_Data listing:_
◆ ◆ ◆

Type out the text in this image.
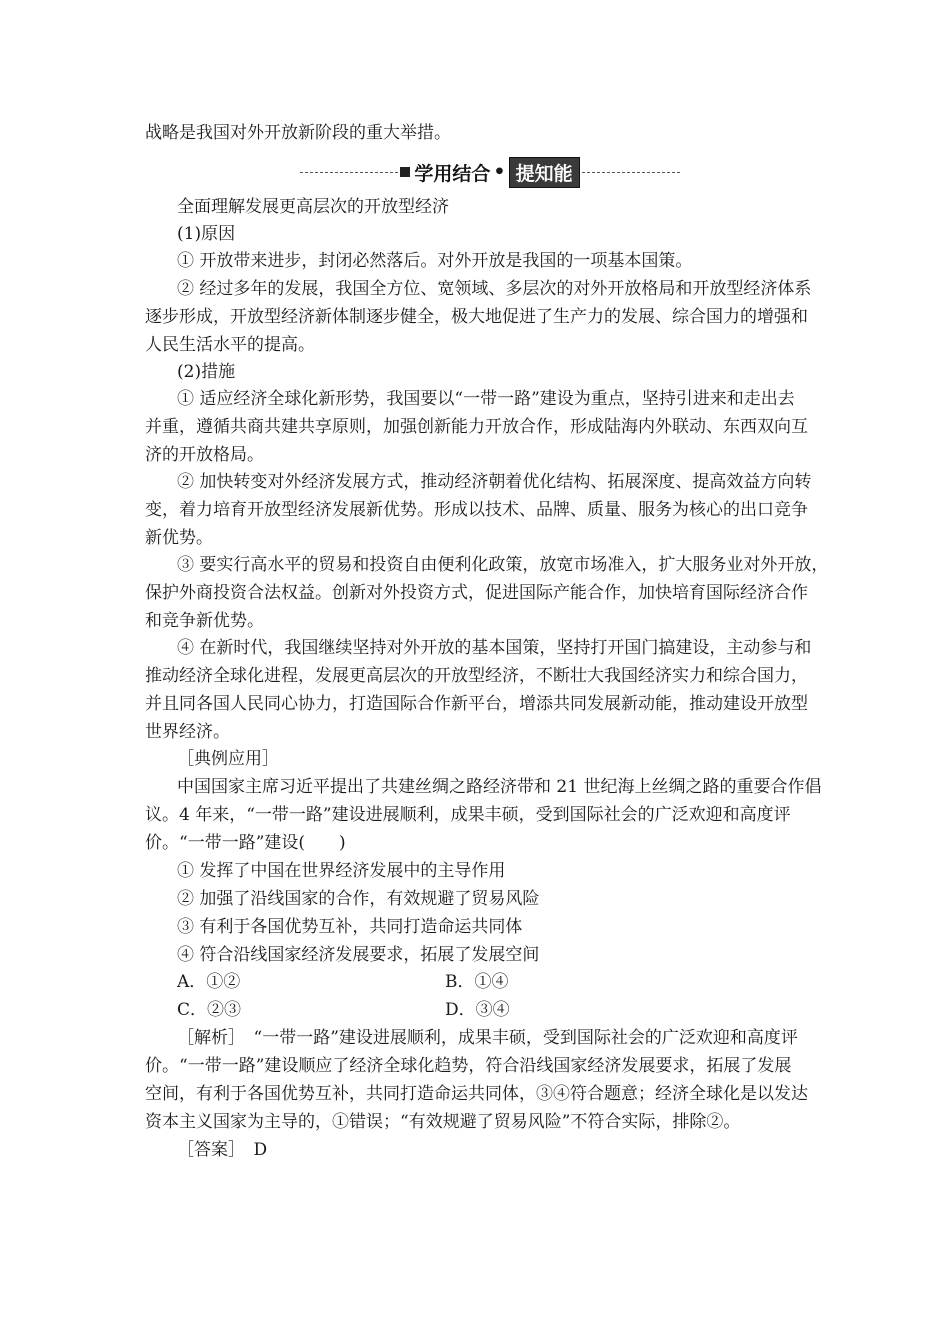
战略是我国对外开放新阶段的重大举措。
学用结合 • 提知能
全面理解发展更高层次的开放型经济
(1)原因
① 开放带来进步，封闭必然落后。对外开放是我国的一项基本国策。
② 经过多年的发展，我国全方位、宽领域、多层次的对外开放格局和开放型经济体系
逐步形成，开放型经济新体制逐步健全，极大地促进了生产力的发展、综合国力的增强和
人民生活水平的提高。
(2)措施
① 适应经济全球化新形势，我国要以“一带一路”建设为重点，坚持引进来和走出去
并重，遵循共商共建共享原则，加强创新能力开放合作，形成陆海内外联动、东西双向互
济的开放格局。
② 加快转变对外经济发展方式，推动经济朝着优化结构、拓展深度、提高效益方向转
变，着力培育开放型经济发展新优势。形成以技术、品牌、质量、服务为核心的出口竞争
新优势。
③ 要实行高水平的贸易和投资自由便利化政策，放宽市场准入，扩大服务业对外开放，
保护外商投资合法权益。创新对外投资方式，促进国际产能合作，加快培育国际经济合作
和竞争新优势。
④ 在新时代，我国继续坚持对外开放的基本国策，坚持打开国门搞建设，主动参与和
推动经济全球化进程，发展更高层次的开放型经济，不断壮大我国经济实力和综合国力，
并且同各国人民同心协力，打造国际合作新平台，增添共同发展新动能，推动建设开放型
世界经济。
［典例应用］
中国国家主席习近平提出了共建丝绸之路经济带和 21 世纪海上丝绸之路的重要合作倡
议。4 年来，“一带一路”建设进展顺利，成果丰硕，受到国际社会的广泛欢迎和高度评
价。“一带一路”建设(　　)
① 发挥了中国在世界经济发展中的主导作用
② 加强了沿线国家的合作，有效规避了贸易风险
③ 有利于各国优势互补，共同打造命运共同体
④ 符合沿线国家经济发展要求，拓展了发展空间
A．①②	B．①④
C．②③	D．③④
［解析］　“一带一路”建设进展顺利，成果丰硕，受到国际社会的广泛欢迎和高度评
价。“一带一路”建设顺应了经济全球化趋势，符合沿线国家经济发展要求，拓展了发展
空间，有利于各国优势互补，共同打造命运共同体，③④符合题意；经济全球化是以发达
资本主义国家为主导的，①错误；“有效规避了贸易风险”不符合实际，排除②。
［答案］　D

◆ ◆ ◆

_Aim of the task:_ Quote every record above exactly, leaving out any pictures.

_Expected answer:_
Type out the text in this image.
战略是我国对外开放新阶段的重大举措。
学用结合 • 提知能
全面理解发展更高层次的开放型经济
(1)原因
① 开放带来进步，封闭必然落后。对外开放是我国的一项基本国策。
② 经过多年的发展，我国全方位、宽领域、多层次的对外开放格局和开放型经济体系
逐步形成，开放型经济新体制逐步健全，极大地促进了生产力的发展、综合国力的增强和
人民生活水平的提高。
(2)措施
① 适应经济全球化新形势，我国要以“一带一路”建设为重点，坚持引进来和走出去
并重，遵循共商共建共享原则，加强创新能力开放合作，形成陆海内外联动、东西双向互
济的开放格局。
② 加快转变对外经济发展方式，推动经济朝着优化结构、拓展深度、提高效益方向转
变，着力培育开放型经济发展新优势。形成以技术、品牌、质量、服务为核心的出口竞争
新优势。
③ 要实行高水平的贸易和投资自由便利化政策，放宽市场准入，扩大服务业对外开放，
保护外商投资合法权益。创新对外投资方式，促进国际产能合作，加快培育国际经济合作
和竞争新优势。
④ 在新时代，我国继续坚持对外开放的基本国策，坚持打开国门搞建设，主动参与和
推动经济全球化进程，发展更高层次的开放型经济，不断壮大我国经济实力和综合国力，
并且同各国人民同心协力，打造国际合作新平台，增添共同发展新动能，推动建设开放型
世界经济。
［典例应用］
中国国家主席习近平提出了共建丝绸之路经济带和 21 世纪海上丝绸之路的重要合作倡
议。4 年来，“一带一路”建设进展顺利，成果丰硕，受到国际社会的广泛欢迎和高度评
价。“一带一路”建设(　　)
① 发挥了中国在世界经济发展中的主导作用
② 加强了沿线国家的合作，有效规避了贸易风险
③ 有利于各国优势互补，共同打造命运共同体
④ 符合沿线国家经济发展要求，拓展了发展空间
A．①②	B．①④
C．②③	D．③④
［解析］　“一带一路”建设进展顺利，成果丰硕，受到国际社会的广泛欢迎和高度评
价。“一带一路”建设顺应了经济全球化趋势，符合沿线国家经济发展要求，拓展了发展
空间，有利于各国优势互补，共同打造命运共同体，③④符合题意；经济全球化是以发达
资本主义国家为主导的，①错误；“有效规避了贸易风险”不符合实际，排除②。
［答案］　D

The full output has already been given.